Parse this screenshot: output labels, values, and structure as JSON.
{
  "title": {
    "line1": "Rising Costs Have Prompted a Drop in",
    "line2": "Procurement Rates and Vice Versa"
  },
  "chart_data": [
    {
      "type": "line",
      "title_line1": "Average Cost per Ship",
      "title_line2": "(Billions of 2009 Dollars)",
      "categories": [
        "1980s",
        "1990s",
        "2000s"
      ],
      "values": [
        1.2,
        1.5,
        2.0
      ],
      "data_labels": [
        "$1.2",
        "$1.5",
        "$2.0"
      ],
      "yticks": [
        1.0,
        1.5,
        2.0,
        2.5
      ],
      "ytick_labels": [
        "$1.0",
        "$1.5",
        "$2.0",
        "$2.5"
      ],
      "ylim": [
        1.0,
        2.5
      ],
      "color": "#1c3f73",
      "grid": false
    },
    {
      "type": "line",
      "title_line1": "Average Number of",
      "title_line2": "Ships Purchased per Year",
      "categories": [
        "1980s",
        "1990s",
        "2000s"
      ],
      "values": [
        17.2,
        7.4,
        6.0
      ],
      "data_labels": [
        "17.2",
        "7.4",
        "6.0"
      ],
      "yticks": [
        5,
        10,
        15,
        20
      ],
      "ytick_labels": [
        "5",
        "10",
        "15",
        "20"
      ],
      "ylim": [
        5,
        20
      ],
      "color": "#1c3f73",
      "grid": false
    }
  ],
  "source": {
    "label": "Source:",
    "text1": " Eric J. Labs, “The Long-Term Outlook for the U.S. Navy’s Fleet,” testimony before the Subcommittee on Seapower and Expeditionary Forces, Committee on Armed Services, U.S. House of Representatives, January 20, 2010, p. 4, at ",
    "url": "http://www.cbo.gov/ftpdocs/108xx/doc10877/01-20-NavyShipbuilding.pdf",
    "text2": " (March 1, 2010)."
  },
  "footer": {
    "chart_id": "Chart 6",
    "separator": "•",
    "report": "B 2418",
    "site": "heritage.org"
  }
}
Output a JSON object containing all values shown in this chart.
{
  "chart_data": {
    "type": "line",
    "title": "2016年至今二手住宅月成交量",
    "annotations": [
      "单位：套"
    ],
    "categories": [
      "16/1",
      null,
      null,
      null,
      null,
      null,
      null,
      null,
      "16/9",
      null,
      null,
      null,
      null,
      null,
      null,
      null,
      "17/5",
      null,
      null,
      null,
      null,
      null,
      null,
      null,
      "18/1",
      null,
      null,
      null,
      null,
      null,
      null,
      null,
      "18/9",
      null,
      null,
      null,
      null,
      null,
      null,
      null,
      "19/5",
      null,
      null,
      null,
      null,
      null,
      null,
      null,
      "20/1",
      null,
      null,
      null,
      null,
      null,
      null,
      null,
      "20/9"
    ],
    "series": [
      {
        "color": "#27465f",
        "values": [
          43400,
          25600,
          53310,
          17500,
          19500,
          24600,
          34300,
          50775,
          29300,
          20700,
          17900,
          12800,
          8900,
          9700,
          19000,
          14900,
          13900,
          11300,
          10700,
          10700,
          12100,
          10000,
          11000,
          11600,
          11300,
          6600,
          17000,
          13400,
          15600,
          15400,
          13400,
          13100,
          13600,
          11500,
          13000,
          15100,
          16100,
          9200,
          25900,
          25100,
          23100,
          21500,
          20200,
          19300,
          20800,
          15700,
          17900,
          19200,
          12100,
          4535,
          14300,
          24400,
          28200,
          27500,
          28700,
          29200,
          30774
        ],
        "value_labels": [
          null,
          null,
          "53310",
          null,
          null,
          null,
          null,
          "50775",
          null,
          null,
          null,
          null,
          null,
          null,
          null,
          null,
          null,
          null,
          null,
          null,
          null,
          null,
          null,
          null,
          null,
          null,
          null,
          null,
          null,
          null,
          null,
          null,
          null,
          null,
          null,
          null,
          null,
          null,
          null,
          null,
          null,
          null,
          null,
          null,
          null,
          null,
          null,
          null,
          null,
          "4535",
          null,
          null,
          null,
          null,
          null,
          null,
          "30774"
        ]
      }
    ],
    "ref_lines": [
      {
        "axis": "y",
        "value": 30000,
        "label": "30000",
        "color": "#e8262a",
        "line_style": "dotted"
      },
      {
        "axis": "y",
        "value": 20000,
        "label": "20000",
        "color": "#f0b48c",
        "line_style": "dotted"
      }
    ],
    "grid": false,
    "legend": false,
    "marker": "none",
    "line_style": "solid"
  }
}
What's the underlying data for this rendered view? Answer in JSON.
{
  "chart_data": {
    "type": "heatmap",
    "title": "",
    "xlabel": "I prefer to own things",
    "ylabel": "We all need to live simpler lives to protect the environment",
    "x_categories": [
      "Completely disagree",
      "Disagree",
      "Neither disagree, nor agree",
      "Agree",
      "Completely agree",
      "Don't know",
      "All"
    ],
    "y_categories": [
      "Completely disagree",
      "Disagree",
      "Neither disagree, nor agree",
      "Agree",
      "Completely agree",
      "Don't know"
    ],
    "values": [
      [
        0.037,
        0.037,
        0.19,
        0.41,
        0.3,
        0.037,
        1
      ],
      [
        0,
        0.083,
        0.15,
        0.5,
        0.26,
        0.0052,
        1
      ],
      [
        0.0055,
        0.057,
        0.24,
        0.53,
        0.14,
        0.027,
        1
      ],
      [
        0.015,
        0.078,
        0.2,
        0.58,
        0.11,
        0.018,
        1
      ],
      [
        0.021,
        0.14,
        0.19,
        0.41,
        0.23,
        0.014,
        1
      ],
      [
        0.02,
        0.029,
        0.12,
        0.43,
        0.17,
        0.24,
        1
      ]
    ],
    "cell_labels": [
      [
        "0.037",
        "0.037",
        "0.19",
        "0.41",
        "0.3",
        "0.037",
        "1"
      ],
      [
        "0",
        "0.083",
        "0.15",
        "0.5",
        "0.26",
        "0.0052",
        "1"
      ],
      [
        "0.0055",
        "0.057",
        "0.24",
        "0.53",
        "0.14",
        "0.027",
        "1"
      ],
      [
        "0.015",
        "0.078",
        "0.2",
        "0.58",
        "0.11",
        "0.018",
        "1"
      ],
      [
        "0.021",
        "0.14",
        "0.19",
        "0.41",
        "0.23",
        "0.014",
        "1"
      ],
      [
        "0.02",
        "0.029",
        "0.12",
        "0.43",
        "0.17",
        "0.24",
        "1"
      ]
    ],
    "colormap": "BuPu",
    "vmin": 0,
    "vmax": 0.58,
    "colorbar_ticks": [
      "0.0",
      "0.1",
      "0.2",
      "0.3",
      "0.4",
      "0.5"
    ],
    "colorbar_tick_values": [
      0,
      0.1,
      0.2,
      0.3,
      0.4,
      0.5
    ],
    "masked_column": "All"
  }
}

————————

#### [STATED TASK]
Search the records for the word "JSON" and copy every line where it occurs.

#### [WRITTEN SOLUTION]
Parse this screenshot: output labels, values, and structure as JSON.
Output a JSON object containing all values shown in this chart.
What's the underlying data for this rendered view? Answer in JSON.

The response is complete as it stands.